Data section:
:::
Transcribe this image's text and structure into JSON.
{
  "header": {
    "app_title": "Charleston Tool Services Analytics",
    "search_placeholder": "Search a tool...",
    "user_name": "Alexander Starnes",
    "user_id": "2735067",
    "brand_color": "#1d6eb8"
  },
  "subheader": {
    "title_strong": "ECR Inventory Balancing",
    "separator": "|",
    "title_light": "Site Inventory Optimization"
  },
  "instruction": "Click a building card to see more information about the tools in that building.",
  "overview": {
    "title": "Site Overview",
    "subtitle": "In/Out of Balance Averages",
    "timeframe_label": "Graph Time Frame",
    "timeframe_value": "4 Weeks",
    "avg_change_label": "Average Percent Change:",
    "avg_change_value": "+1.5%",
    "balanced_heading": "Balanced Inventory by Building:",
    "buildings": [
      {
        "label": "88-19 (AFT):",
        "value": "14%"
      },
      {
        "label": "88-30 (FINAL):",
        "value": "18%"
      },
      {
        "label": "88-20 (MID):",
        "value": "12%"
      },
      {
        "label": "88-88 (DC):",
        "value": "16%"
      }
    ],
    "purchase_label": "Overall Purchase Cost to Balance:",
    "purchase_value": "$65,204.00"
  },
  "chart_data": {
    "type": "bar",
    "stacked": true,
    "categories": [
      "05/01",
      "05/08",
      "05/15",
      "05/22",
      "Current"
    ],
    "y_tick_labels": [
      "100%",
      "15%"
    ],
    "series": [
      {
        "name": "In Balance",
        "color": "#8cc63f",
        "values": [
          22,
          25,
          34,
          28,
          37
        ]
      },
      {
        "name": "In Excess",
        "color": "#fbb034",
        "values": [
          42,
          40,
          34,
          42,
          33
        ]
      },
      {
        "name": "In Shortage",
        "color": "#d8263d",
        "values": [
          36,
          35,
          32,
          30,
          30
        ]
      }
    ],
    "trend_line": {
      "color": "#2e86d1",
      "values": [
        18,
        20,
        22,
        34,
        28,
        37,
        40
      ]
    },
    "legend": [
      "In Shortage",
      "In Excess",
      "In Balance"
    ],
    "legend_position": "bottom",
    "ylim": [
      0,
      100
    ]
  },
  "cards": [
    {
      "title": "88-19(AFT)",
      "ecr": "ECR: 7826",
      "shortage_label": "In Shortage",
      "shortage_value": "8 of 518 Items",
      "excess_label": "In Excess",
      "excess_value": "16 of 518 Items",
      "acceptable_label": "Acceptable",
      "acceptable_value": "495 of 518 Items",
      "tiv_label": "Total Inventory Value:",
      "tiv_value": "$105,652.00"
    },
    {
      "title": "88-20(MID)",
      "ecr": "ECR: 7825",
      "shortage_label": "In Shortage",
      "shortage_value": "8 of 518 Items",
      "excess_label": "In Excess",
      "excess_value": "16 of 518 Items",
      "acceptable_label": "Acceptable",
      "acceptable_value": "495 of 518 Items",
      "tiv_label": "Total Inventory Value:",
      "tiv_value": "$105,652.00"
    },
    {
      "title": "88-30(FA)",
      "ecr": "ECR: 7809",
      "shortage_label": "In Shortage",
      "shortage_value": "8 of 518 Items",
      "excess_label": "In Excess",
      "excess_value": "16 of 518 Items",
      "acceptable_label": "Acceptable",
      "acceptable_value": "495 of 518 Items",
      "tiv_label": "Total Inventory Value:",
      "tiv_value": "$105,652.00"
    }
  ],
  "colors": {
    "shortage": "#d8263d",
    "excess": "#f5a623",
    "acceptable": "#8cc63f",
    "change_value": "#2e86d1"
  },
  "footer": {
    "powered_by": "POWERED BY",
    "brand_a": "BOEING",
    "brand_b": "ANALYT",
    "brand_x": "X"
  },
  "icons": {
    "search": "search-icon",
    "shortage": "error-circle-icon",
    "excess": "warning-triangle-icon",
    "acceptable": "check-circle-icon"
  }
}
:::
Prompt:
Would you reproduce all the entries exactly?

Written solution:
Transcribe this image's text and structure into JSON.
{
  "header": {
    "app_title": "Charleston Tool Services Analytics",
    "search_placeholder": "Search a tool...",
    "user_name": "Alexander Starnes",
    "user_id": "2735067",
    "brand_color": "#1d6eb8"
  },
  "subheader": {
    "title_strong": "ECR Inventory Balancing",
    "separator": "|",
    "title_light": "Site Inventory Optimization"
  },
  "instruction": "Click a building card to see more information about the tools in that building.",
  "overview": {
    "title": "Site Overview",
    "subtitle": "In/Out of Balance Averages",
    "timeframe_label": "Graph Time Frame",
    "timeframe_value": "4 Weeks",
    "avg_change_label": "Average Percent Change:",
    "avg_change_value": "+1.5%",
    "balanced_heading": "Balanced Inventory by Building:",
    "buildings": [
      {
        "label": "88-19 (AFT):",
        "value": "14%"
      },
      {
        "label": "88-30 (FINAL):",
        "value": "18%"
      },
      {
        "label": "88-20 (MID):",
        "value": "12%"
      },
      {
        "label": "88-88 (DC):",
        "value": "16%"
      }
    ],
    "purchase_label": "Overall Purchase Cost to Balance:",
    "purchase_value": "$65,204.00"
  },
  "chart_data": {
    "type": "bar",
    "stacked": true,
    "categories": [
      "05/01",
      "05/08",
      "05/15",
      "05/22",
      "Current"
    ],
    "y_tick_labels": [
      "100%",
      "15%"
    ],
    "series": [
      {
        "name": "In Balance",
        "color": "#8cc63f",
        "values": [
          22,
          25,
          34,
          28,
          37
        ]
      },
      {
        "name": "In Excess",
        "color": "#fbb034",
        "values": [
          42,
          40,
          34,
          42,
          33
        ]
      },
      {
        "name": "In Shortage",
        "color": "#d8263d",
        "values": [
          36,
          35,
          32,
          30,
          30
        ]
      }
    ],
    "trend_line": {
      "color": "#2e86d1",
      "values": [
        18,
        20,
        22,
        34,
        28,
        37,
        40
      ]
    },
    "legend": [
      "In Shortage",
      "In Excess",
      "In Balance"
    ],
    "legend_position": "bottom",
    "ylim": [
      0,
      100
    ]
  },
  "cards": [
    {
      "title": "88-19(AFT)",
      "ecr": "ECR: 7826",
      "shortage_label": "In Shortage",
      "shortage_value": "8 of 518 Items",
      "excess_label": "In Excess",
      "excess_value": "16 of 518 Items",
      "acceptable_label": "Acceptable",
      "acceptable_value": "495 of 518 Items",
      "tiv_label": "Total Inventory Value:",
      "tiv_value": "$105,652.00"
    },
    {
      "title": "88-20(MID)",
      "ecr": "ECR: 7825",
      "shortage_label": "In Shortage",
      "shortage_value": "8 of 518 Items",
      "excess_label": "In Excess",
      "excess_value": "16 of 518 Items",
      "acceptable_label": "Acceptable",
      "acceptable_value": "495 of 518 Items",
      "tiv_label": "Total Inventory Value:",
      "tiv_value": "$105,652.00"
    },
    {
      "title": "88-30(FA)",
      "ecr": "ECR: 7809",
      "shortage_label": "In Shortage",
      "shortage_value": "8 of 518 Items",
      "excess_label": "In Excess",
      "excess_value": "16 of 518 Items",
      "acceptable_label": "Acceptable",
      "acceptable_value": "495 of 518 Items",
      "tiv_label": "Total Inventory Value:",
      "tiv_value": "$105,652.00"
    }
  ],
  "colors": {
    "shortage": "#d8263d",
    "excess": "#f5a623",
    "acceptable": "#8cc63f",
    "change_value": "#2e86d1"
  },
  "footer": {
    "powered_by": "POWERED BY",
    "brand_a": "BOEING",
    "brand_b": "ANALYT",
    "brand_x": "X"
  },
  "icons": {
    "search": "search-icon",
    "shortage": "error-circle-icon",
    "excess": "warning-triangle-icon",
    "acceptable": "check-circle-icon"
  }
}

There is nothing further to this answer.